··· Raw records
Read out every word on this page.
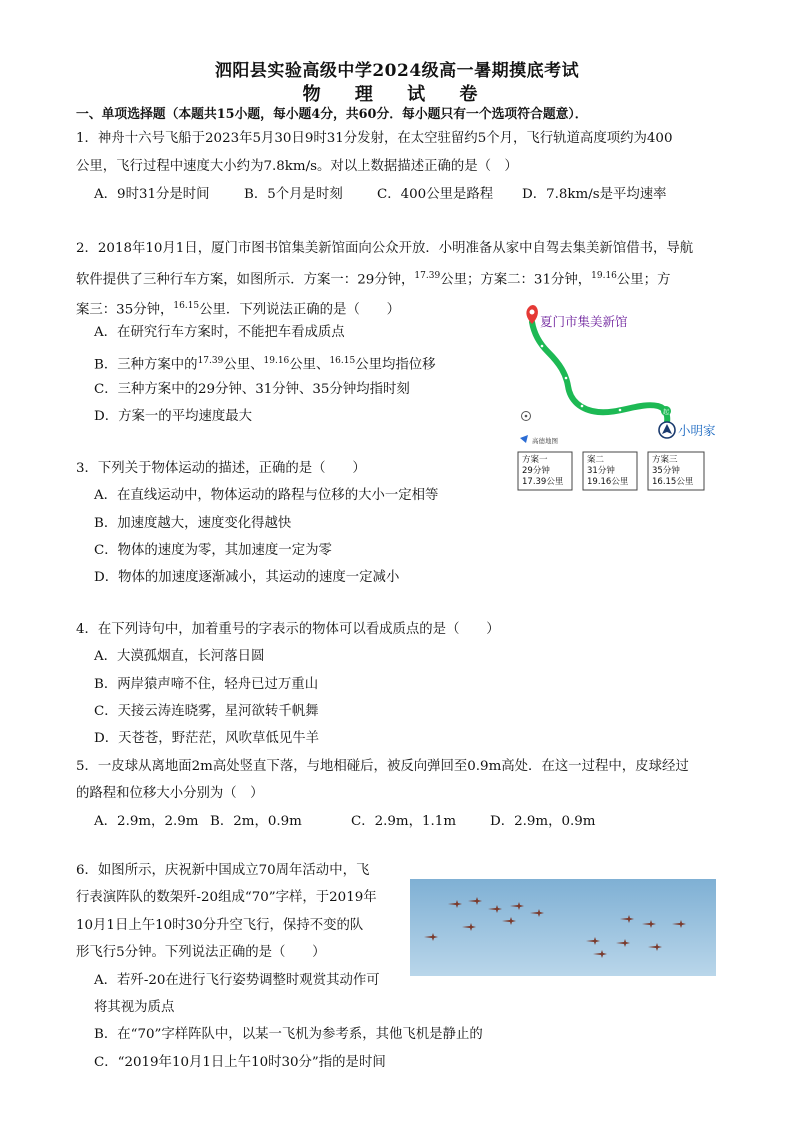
泗阳县实验高级中学2024级高一暑期摸底考试
物 理 试 卷
一、单项选择题（本题共15小题，每小题4分，共60分．每小题只有一个选项符合题意）．
1．神舟十六号飞船于2023年5月30日9时31分发射，在太空驻留约5个月，飞行轨道高度项约为400
公里，飞行过程中速度大小约为7.8km/s。对以上数据描述正确的是（　）
A．9时31分是时间	B．5个月是时刻	C．400公里是路程 D．7.8km/s是平均速率
2．2018年10月1日，厦门市图书馆集美新馆面向公众开放．小明准备从家中自驾去集美新馆借书，导航
软件提供了三种行车方案，如图所示．方案一：29分钟，$^{17.39}$公里；方案二：31分钟，$^{19.16}$公里；方
案三：35分钟，$^{16.15}$公里．下列说法正确的是（　　）
A．在研究行车方案时，不能把车看成质点
B．三种方案中的$^{17.39}$公里、$^{19.16}$公里、$^{16.15}$公里均指位移
C．三种方案中的29分钟、31分钟、35分钟均指时刻
D．方案一的平均速度最大
夏门市集美新馆
起
小明家
高德地图
方案一
29分钟
17.39公里
案二
31分钟
19.16公里
方案三
35分钟
16.15公里
3．下列关于物体运动的描述，正确的是（　　）
A．在直线运动中，物体运动的路程与位移的大小一定相等
B．加速度越大，速度变化得越快
C．物体的速度为零，其加速度一定为零
D．物体的加速度逐渐减小，其运动的速度一定减小
4．在下列诗句中，加着重号的字表示的物体可以看成质点的是（　　）
A．大漠孤烟直，长河落日圆
B．两岸猿声啼不住，轻舟已过万重山
C．天接云涛连晓雾，星河欲转千帆舞
D．天苍苍，野茫茫，风吹草低见牛羊
5．一皮球从离地面2m高处竖直下落，与地相碰后，被反向弹回至0.9m高处．在这一过程中，皮球经过
的路程和位移大小分别为（　）
A．2.9m，2.9m B．2m，0.9m	C．2.9m，1.1m	D．2.9m，0.9m
6．如图所示，庆祝新中国成立70周年活动中，飞
行表演阵队的数架歼-20组成“70”字样，于2019年
10月1日上午10时30分升空飞行，保持不变的队
形飞行5分钟。下列说法正确的是（　　）
A．若歼-20在进行飞行姿势调整时观赏其动作可
将其视为质点
B．在“70”字样阵队中，以某一飞机为参考系，其他飞机是静止的
C．“2019年10月1日上午10时30分”指的是时间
······
Choose all lines containing the string "如图所示" and copy them out.

◆ Completed exercise
软件提供了三种行车方案，如图所示．方案一：29分钟，$^{17.39}$公里；方案二：31分钟，$^{19.16}$公里；方
6．如图所示，庆祝新中国成立70周年活动中，飞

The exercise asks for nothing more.